SET TASK
Your answer should be a single number: the count of lines that include the word "ROAD".

MATERIAL SHOWN

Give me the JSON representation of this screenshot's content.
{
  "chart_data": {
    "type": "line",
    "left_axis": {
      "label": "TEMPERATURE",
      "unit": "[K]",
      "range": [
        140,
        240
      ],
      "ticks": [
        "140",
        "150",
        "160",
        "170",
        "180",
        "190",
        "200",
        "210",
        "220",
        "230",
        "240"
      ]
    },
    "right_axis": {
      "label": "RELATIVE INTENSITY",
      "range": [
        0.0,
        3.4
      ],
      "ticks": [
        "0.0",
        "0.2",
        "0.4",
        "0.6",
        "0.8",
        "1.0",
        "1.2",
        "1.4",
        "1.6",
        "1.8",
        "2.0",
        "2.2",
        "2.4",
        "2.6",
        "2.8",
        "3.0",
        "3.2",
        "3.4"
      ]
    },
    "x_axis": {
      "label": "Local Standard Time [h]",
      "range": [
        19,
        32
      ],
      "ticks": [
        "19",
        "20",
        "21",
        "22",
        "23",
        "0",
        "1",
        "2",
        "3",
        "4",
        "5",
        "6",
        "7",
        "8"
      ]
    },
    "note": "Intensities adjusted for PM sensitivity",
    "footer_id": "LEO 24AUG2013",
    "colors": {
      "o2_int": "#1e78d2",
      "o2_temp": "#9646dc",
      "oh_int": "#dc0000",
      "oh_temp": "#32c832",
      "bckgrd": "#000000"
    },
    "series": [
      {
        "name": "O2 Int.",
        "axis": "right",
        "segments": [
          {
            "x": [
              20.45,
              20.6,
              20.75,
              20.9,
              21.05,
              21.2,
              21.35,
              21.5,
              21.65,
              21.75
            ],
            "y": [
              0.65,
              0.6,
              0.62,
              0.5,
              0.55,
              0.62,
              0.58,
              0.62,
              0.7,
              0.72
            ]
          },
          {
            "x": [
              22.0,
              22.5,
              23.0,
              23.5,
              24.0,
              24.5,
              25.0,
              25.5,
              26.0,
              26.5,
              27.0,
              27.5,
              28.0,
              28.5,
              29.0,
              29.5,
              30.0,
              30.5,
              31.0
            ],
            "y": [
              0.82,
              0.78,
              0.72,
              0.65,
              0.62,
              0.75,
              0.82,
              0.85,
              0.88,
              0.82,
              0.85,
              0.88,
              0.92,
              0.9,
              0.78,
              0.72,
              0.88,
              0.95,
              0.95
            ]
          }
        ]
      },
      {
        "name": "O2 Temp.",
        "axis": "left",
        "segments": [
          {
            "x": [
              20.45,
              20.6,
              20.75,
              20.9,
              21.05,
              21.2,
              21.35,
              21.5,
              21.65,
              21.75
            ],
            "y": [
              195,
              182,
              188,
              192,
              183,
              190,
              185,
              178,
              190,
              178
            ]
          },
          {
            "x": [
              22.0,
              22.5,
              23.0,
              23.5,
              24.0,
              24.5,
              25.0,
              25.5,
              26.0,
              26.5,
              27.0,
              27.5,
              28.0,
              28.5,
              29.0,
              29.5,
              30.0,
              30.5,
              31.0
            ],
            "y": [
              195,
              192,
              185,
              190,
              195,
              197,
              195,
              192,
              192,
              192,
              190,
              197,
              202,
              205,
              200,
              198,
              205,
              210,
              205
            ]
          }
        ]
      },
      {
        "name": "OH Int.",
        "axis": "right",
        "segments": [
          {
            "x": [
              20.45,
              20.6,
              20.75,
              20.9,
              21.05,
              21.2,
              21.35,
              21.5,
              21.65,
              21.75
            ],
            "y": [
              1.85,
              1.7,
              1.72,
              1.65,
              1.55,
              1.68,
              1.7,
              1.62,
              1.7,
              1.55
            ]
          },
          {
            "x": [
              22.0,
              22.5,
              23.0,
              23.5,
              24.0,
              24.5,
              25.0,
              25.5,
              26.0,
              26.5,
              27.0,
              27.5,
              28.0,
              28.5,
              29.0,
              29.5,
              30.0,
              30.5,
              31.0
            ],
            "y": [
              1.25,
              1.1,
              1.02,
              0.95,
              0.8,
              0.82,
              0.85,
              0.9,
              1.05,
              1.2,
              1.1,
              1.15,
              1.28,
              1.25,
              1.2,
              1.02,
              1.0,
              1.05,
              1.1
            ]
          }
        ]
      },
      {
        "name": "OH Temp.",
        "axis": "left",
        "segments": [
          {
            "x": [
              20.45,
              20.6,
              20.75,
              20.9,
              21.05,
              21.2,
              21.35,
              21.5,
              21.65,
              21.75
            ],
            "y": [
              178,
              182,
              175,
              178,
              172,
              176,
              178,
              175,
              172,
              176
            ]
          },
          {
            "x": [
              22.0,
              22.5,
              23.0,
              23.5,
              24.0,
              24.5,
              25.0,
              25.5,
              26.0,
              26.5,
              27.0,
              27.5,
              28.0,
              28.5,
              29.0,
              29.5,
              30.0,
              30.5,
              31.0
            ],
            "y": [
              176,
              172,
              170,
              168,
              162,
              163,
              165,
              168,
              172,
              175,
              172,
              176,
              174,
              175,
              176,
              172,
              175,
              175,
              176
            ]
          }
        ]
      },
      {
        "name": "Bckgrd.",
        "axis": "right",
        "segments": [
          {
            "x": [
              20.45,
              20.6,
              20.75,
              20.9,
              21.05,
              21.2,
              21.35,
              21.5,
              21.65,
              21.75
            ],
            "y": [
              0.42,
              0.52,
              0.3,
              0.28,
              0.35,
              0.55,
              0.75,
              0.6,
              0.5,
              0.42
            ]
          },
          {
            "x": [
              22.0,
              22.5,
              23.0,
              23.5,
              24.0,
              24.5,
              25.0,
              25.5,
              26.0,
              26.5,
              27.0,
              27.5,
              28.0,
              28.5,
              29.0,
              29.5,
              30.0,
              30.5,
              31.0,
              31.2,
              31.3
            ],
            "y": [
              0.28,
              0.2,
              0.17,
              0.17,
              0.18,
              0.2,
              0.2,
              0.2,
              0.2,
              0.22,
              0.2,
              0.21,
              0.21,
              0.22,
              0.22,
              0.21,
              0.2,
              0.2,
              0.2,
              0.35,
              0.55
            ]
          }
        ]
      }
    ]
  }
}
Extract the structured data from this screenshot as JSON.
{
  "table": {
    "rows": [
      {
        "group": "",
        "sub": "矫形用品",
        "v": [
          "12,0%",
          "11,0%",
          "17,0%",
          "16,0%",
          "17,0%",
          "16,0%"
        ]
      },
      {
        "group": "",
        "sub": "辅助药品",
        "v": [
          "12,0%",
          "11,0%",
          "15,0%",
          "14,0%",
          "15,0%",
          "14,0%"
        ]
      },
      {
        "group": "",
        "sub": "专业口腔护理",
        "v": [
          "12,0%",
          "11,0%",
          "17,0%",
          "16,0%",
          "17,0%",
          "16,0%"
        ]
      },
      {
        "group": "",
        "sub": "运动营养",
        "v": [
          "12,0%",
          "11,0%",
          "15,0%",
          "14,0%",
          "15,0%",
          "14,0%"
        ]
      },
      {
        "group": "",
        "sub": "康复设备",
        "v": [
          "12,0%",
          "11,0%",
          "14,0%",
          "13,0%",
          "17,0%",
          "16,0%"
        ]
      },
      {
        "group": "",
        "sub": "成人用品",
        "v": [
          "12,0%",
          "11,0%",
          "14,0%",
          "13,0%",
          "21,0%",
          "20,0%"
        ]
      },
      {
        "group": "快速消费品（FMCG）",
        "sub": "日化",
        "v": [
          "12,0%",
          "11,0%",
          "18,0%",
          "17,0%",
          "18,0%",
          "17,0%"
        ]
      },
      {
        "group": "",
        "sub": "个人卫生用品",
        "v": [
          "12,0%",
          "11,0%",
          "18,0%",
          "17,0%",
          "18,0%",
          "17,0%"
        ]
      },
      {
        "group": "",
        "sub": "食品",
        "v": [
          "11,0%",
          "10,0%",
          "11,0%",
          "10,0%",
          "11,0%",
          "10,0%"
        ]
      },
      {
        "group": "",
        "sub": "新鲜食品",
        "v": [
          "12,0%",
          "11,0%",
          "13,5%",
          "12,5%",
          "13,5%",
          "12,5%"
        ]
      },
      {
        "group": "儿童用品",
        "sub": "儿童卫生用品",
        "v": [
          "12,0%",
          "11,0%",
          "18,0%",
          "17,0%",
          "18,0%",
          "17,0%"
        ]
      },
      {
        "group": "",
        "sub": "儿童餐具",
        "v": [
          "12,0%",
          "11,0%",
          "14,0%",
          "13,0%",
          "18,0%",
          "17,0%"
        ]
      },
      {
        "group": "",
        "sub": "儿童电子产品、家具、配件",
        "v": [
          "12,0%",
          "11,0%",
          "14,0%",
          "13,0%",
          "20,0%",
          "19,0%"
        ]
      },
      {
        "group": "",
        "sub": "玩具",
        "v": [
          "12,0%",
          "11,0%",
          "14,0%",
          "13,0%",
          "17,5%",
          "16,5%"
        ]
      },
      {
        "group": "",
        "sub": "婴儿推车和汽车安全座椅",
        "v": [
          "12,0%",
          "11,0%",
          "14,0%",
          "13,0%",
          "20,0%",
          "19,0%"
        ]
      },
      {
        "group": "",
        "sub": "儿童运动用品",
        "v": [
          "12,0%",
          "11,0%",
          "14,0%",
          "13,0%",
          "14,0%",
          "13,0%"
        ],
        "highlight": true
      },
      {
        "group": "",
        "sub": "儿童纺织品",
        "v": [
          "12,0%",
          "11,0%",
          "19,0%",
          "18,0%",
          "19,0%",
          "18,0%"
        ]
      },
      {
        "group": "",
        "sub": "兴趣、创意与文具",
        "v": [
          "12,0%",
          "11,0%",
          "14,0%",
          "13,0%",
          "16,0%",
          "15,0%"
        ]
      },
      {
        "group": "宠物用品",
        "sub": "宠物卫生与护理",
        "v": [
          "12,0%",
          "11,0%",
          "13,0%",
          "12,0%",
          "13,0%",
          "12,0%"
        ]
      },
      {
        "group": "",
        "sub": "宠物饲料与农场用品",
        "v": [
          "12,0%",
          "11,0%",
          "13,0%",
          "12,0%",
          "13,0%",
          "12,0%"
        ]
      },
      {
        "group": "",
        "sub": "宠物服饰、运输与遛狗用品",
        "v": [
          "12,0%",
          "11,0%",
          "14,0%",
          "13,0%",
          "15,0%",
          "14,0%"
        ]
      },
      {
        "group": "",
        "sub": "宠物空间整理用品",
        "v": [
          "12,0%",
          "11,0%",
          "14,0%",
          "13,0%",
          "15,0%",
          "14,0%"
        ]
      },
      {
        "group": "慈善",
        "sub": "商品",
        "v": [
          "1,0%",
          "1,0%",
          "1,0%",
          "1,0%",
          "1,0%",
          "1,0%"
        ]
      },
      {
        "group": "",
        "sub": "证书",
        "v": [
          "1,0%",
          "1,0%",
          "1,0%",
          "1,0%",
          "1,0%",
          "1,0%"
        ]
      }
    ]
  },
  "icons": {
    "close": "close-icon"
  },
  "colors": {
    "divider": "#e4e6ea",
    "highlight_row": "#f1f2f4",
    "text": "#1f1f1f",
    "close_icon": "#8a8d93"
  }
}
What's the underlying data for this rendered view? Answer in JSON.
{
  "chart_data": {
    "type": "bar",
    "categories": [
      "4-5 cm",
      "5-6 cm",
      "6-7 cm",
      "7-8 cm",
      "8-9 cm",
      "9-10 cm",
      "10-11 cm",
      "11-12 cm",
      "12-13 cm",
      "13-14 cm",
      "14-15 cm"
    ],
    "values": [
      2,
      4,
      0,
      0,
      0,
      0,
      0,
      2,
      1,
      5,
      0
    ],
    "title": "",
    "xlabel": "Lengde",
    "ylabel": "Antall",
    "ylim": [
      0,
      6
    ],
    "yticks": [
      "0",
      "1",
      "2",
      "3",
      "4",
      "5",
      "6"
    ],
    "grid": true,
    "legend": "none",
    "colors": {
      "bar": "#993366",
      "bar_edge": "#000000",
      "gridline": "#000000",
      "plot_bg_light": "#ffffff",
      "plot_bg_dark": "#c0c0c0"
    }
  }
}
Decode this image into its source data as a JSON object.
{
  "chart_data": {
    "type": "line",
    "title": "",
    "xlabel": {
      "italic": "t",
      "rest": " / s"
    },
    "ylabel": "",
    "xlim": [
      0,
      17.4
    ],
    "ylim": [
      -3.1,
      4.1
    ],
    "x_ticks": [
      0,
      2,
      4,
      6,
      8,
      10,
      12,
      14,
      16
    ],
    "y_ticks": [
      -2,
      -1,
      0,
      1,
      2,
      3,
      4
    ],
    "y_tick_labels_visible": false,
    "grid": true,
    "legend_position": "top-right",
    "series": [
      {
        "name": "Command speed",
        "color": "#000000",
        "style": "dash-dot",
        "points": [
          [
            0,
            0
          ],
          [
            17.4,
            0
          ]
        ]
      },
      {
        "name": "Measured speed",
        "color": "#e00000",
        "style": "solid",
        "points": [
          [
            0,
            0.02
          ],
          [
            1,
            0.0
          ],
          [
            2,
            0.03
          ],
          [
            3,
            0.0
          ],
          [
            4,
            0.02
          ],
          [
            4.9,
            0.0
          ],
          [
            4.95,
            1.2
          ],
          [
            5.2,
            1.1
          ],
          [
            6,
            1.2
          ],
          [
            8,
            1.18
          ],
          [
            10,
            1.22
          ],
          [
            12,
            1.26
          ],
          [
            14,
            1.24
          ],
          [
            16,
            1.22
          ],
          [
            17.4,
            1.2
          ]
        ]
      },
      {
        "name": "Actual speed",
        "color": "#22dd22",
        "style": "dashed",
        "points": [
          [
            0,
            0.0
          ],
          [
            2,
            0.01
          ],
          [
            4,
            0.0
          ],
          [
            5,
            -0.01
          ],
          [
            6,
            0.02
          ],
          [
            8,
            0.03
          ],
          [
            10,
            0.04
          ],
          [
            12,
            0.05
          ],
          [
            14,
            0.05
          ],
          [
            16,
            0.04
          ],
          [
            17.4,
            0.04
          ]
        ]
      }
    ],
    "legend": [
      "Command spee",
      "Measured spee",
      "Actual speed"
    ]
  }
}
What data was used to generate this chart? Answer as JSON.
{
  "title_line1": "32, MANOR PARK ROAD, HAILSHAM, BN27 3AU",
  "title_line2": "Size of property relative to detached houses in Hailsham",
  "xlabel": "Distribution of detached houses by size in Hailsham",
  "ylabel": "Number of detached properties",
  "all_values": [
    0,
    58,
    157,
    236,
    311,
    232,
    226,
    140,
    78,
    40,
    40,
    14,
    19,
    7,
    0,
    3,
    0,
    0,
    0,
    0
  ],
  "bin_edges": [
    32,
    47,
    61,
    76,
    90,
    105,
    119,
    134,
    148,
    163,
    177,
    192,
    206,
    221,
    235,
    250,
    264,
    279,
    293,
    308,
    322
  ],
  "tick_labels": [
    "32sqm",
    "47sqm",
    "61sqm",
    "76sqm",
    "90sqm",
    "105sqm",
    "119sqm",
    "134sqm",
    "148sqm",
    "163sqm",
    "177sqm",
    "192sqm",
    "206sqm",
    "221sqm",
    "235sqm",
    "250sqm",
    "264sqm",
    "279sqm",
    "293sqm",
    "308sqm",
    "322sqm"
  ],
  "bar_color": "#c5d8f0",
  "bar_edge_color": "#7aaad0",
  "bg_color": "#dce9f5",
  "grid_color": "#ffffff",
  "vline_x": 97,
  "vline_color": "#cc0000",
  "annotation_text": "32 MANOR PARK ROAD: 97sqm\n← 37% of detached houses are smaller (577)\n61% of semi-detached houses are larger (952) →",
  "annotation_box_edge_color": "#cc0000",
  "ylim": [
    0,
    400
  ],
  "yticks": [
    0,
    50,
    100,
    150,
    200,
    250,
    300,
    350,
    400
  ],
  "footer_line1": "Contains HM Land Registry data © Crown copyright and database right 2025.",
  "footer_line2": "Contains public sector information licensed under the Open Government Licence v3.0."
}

SOLUTION
2